** What you will do **
Please write out the material below exactly as given.

** Information given **
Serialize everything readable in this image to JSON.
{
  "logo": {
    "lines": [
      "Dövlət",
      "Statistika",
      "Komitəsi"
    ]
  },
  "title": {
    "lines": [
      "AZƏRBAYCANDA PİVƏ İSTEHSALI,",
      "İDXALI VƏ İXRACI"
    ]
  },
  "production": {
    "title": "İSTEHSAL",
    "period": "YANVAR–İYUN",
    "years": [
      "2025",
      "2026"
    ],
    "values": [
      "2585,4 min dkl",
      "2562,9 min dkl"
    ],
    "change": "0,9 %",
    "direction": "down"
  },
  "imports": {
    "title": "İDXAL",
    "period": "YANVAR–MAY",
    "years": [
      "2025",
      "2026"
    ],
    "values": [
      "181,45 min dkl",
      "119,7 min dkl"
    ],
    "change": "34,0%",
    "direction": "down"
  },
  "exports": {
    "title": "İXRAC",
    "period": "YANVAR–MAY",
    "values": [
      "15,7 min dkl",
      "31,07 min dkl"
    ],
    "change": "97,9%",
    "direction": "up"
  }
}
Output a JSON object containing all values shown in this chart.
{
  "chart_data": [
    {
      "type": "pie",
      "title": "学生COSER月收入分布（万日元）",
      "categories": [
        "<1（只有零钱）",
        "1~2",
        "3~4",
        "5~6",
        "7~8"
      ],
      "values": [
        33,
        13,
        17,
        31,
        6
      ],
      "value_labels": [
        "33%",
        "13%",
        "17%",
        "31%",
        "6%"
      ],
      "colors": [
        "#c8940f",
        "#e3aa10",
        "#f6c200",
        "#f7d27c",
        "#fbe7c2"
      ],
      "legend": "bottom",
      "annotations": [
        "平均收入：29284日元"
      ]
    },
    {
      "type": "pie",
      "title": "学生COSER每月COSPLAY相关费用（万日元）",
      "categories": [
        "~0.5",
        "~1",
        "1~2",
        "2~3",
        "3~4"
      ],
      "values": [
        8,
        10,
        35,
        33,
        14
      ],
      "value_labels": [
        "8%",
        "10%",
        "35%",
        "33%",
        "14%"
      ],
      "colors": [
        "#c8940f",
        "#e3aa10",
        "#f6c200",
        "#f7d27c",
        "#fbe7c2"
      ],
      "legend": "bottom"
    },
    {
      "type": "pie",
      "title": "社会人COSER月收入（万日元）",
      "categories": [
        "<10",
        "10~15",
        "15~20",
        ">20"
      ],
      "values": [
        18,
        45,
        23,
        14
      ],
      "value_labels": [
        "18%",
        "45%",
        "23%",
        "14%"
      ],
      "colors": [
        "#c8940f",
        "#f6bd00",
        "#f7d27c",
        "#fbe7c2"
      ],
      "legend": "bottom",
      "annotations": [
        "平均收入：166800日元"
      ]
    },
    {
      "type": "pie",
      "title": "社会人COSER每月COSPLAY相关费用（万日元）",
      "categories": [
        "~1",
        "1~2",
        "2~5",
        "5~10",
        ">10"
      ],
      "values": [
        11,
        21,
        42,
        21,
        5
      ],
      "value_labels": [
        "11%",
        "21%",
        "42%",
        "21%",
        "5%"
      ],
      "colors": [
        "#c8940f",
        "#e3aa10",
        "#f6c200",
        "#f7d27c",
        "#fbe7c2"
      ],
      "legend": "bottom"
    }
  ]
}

** Worked answer **
Serialize everything readable in this image to JSON.
{
  "logo": {
    "lines": [
      "Dövlət",
      "Statistika",
      "Komitəsi"
    ]
  },
  "title": {
    "lines": [
      "AZƏRBAYCANDA PİVƏ İSTEHSALI,",
      "İDXALI VƏ İXRACI"
    ]
  },
  "production": {
    "title": "İSTEHSAL",
    "period": "YANVAR–İYUN",
    "years": [
      "2025",
      "2026"
    ],
    "values": [
      "2585,4 min dkl",
      "2562,9 min dkl"
    ],
    "change": "0,9 %",
    "direction": "down"
  },
  "imports": {
    "title": "İDXAL",
    "period": "YANVAR–MAY",
    "years": [
      "2025",
      "2026"
    ],
    "values": [
      "181,45 min dkl",
      "119,7 min dkl"
    ],
    "change": "34,0%",
    "direction": "down"
  },
  "exports": {
    "title": "İXRAC",
    "period": "YANVAR–MAY",
    "values": [
      "15,7 min dkl",
      "31,07 min dkl"
    ],
    "change": "97,9%",
    "direction": "up"
  }
}
Output a JSON object containing all values shown in this chart.
{
  "chart_data": [
    {
      "type": "pie",
      "title": "学生COSER月收入分布（万日元）",
      "categories": [
        "<1（只有零钱）",
        "1~2",
        "3~4",
        "5~6",
        "7~8"
      ],
      "values": [
        33,
        13,
        17,
        31,
        6
      ],
      "value_labels": [
        "33%",
        "13%",
        "17%",
        "31%",
        "6%"
      ],
      "colors": [
        "#c8940f",
        "#e3aa10",
        "#f6c200",
        "#f7d27c",
        "#fbe7c2"
      ],
      "legend": "bottom",
      "annotations": [
        "平均收入：29284日元"
      ]
    },
    {
      "type": "pie",
      "title": "学生COSER每月COSPLAY相关费用（万日元）",
      "categories": [
        "~0.5",
        "~1",
        "1~2",
        "2~3",
        "3~4"
      ],
      "values": [
        8,
        10,
        35,
        33,
        14
      ],
      "value_labels": [
        "8%",
        "10%",
        "35%",
        "33%",
        "14%"
      ],
      "colors": [
        "#c8940f",
        "#e3aa10",
        "#f6c200",
        "#f7d27c",
        "#fbe7c2"
      ],
      "legend": "bottom"
    },
    {
      "type": "pie",
      "title": "社会人COSER月收入（万日元）",
      "categories": [
        "<10",
        "10~15",
        "15~20",
        ">20"
      ],
      "values": [
        18,
        45,
        23,
        14
      ],
      "value_labels": [
        "18%",
        "45%",
        "23%",
        "14%"
      ],
      "colors": [
        "#c8940f",
        "#f6bd00",
        "#f7d27c",
        "#fbe7c2"
      ],
      "legend": "bottom",
      "annotations": [
        "平均收入：166800日元"
      ]
    },
    {
      "type": "pie",
      "title": "社会人COSER每月COSPLAY相关费用（万日元）",
      "categories": [
        "~1",
        "1~2",
        "2~5",
        "5~10",
        ">10"
      ],
      "values": [
        11,
        21,
        42,
        21,
        5
      ],
      "value_labels": [
        "11%",
        "21%",
        "42%",
        "21%",
        "5%"
      ],
      "colors": [
        "#c8940f",
        "#e3aa10",
        "#f6c200",
        "#f7d27c",
        "#fbe7c2"
      ],
      "legend": "bottom"
    }
  ]
}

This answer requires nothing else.